Records:
========================
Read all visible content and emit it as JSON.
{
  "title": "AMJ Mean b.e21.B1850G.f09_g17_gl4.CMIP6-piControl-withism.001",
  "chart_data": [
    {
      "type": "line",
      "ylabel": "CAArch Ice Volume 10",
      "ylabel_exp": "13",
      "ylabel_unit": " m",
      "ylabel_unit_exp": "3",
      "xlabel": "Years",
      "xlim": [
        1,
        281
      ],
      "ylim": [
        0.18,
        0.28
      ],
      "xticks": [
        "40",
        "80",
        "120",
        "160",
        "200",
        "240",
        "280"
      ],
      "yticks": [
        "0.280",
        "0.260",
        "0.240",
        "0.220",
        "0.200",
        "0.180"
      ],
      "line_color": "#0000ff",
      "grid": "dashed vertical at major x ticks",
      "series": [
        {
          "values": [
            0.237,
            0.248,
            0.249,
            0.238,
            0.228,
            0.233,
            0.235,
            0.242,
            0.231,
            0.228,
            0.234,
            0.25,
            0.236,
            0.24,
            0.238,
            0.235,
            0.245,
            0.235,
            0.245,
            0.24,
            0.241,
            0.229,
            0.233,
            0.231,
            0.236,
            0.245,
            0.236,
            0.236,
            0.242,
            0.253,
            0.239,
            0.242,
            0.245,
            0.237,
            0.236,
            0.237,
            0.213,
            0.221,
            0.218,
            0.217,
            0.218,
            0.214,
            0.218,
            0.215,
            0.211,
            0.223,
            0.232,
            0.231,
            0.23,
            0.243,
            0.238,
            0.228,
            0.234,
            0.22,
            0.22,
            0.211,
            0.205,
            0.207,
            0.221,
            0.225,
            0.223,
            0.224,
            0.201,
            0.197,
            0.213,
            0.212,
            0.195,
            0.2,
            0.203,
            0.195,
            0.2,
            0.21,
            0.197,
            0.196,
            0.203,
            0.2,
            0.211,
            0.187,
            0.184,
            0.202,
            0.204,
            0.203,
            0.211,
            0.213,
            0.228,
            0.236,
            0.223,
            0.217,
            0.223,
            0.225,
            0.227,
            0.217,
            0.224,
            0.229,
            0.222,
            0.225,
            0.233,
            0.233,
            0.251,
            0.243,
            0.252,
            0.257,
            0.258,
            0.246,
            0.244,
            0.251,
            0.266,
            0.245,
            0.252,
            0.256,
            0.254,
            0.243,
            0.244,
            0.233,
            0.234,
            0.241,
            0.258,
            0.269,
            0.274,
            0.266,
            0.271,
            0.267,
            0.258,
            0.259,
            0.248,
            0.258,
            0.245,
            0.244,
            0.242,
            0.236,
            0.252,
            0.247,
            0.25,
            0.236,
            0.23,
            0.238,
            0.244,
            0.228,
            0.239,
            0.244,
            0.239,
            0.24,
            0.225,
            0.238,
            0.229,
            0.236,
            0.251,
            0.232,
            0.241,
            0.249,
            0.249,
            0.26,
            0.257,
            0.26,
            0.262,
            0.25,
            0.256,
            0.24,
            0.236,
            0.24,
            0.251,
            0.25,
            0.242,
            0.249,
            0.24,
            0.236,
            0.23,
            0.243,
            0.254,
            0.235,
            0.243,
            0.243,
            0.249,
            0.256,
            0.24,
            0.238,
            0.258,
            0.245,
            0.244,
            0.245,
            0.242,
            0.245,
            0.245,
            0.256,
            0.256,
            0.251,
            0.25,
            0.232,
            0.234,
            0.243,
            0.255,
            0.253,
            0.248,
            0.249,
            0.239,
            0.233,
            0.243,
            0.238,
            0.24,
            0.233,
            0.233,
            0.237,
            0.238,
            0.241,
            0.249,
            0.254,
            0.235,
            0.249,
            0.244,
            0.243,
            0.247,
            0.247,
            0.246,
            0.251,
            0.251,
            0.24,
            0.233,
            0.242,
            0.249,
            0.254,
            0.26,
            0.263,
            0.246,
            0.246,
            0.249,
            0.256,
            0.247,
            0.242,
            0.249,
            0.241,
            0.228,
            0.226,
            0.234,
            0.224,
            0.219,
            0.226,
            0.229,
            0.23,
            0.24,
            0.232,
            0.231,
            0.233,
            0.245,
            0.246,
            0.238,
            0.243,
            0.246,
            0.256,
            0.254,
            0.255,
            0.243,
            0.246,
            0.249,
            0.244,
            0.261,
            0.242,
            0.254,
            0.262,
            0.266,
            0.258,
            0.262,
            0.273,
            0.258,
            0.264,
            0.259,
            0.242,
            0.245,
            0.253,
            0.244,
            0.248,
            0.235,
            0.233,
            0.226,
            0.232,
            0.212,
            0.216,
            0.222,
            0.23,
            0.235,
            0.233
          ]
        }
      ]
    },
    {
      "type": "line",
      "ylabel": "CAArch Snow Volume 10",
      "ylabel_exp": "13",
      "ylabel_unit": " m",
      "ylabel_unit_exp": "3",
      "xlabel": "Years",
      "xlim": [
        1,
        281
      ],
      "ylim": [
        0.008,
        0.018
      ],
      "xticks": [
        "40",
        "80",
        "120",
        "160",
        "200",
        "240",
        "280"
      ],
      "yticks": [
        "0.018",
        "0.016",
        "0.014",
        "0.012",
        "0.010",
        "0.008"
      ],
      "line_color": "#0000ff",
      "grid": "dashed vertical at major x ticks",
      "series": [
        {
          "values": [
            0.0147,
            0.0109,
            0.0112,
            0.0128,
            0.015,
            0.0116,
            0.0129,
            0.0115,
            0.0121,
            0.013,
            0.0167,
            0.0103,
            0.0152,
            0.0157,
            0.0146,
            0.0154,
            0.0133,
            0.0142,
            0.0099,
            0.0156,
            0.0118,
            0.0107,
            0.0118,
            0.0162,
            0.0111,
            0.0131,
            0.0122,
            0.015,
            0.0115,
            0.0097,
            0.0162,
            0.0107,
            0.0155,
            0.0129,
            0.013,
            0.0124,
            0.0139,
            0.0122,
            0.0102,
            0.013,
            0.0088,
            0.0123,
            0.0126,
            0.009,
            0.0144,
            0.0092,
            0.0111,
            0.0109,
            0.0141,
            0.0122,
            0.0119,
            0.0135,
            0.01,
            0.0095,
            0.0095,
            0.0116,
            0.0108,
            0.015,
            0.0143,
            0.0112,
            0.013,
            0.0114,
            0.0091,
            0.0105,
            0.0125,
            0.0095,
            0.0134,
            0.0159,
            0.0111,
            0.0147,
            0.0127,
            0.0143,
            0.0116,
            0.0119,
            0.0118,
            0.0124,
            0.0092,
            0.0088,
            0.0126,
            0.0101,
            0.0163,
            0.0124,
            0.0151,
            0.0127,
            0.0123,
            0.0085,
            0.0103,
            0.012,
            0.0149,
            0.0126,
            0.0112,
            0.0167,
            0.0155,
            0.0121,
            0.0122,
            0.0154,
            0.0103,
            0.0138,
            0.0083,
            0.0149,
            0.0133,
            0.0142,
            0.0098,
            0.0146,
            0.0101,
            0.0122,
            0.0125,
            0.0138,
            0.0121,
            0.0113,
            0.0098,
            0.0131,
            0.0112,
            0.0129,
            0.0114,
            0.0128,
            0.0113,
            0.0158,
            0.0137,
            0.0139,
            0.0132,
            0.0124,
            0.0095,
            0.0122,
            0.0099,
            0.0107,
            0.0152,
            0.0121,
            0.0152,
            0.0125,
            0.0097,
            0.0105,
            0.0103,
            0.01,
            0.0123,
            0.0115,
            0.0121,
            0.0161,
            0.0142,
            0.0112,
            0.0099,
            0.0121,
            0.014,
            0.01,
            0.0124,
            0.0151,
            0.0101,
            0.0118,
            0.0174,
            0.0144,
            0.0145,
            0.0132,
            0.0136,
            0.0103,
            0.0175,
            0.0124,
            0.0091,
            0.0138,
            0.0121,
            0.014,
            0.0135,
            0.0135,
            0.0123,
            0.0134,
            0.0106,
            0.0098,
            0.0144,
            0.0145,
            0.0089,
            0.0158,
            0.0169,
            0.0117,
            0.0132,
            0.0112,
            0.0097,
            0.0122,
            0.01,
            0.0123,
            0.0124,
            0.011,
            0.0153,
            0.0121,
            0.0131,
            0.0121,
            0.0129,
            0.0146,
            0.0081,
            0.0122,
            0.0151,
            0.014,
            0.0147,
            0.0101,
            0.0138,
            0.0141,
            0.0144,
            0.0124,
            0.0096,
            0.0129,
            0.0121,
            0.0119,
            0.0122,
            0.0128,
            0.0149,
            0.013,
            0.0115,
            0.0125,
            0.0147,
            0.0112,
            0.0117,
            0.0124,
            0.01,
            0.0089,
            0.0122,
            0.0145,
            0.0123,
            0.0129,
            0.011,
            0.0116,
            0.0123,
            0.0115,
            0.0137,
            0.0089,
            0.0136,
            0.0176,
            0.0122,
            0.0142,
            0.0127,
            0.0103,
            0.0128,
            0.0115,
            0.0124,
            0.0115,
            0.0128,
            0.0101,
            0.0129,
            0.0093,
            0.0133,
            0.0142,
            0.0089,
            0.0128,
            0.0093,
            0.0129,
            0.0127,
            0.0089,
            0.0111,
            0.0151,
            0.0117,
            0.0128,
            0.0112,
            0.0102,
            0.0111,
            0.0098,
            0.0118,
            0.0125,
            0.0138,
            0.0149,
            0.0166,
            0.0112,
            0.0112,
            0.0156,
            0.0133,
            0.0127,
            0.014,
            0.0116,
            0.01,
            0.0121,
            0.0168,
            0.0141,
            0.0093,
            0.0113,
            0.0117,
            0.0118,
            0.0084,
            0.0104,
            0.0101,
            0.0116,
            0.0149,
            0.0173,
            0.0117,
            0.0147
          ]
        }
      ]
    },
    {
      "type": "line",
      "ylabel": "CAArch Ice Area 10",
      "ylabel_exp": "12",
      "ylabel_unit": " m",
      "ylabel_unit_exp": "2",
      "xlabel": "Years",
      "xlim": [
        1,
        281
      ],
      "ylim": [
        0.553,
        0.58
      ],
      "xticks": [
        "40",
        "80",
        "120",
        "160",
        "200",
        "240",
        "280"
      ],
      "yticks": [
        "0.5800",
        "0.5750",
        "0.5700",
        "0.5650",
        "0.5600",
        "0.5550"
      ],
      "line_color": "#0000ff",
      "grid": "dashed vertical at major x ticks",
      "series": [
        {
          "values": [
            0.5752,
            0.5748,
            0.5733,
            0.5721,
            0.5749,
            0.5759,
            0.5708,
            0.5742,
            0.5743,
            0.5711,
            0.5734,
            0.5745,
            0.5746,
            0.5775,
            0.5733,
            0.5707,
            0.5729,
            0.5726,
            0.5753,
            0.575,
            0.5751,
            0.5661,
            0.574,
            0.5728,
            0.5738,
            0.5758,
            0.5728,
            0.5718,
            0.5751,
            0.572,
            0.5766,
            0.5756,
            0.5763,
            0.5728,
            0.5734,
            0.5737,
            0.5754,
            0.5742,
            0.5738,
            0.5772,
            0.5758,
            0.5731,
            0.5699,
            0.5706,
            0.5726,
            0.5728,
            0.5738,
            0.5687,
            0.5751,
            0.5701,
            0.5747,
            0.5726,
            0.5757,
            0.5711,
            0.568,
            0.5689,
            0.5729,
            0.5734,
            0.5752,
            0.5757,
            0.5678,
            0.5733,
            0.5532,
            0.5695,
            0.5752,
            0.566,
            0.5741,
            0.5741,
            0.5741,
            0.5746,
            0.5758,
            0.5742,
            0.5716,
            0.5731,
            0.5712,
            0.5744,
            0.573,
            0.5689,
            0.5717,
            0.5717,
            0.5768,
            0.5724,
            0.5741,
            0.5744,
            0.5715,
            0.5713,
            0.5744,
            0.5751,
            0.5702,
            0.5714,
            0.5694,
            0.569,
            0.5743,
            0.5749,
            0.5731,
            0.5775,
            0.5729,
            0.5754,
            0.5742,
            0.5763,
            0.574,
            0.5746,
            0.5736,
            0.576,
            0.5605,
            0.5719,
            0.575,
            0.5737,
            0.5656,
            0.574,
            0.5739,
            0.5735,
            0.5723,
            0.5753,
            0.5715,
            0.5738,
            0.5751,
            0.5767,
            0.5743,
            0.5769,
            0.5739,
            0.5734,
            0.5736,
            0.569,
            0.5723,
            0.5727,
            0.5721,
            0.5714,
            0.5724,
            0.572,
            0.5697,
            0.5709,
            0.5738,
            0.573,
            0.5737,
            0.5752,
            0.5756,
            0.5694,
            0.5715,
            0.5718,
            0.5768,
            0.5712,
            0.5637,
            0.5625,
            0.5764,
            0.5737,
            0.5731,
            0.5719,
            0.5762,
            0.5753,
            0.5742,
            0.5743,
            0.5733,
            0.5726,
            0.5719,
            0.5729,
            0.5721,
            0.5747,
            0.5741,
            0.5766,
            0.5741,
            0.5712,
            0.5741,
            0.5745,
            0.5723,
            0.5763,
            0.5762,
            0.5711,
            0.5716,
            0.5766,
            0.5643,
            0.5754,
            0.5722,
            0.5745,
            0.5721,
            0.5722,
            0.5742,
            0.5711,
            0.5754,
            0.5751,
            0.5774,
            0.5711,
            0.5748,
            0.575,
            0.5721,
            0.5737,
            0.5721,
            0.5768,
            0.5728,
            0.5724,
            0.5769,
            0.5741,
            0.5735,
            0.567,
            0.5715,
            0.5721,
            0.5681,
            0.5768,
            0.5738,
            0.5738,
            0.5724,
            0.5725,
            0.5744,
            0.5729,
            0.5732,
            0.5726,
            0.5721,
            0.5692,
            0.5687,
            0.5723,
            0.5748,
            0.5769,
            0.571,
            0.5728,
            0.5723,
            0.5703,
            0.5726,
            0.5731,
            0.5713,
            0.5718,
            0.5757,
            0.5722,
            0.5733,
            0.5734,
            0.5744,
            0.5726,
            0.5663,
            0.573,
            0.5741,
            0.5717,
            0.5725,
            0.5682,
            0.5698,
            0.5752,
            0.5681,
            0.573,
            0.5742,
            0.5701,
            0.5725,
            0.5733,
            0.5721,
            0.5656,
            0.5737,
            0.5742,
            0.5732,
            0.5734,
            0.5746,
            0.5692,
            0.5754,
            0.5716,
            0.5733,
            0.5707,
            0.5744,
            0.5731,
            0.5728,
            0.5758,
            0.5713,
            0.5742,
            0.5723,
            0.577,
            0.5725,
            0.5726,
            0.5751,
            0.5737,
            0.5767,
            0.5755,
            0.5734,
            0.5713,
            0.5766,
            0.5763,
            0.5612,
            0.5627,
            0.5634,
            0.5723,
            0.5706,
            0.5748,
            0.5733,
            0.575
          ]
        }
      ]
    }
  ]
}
========================
Exercise objective: Find the string "CAArch" in the records, then copy each line where it occurs.

Worked solution:
      "ylabel": "CAArch Ice Volume 10",
      "ylabel": "CAArch Snow Volume 10",
      "ylabel": "CAArch Ice Area 10",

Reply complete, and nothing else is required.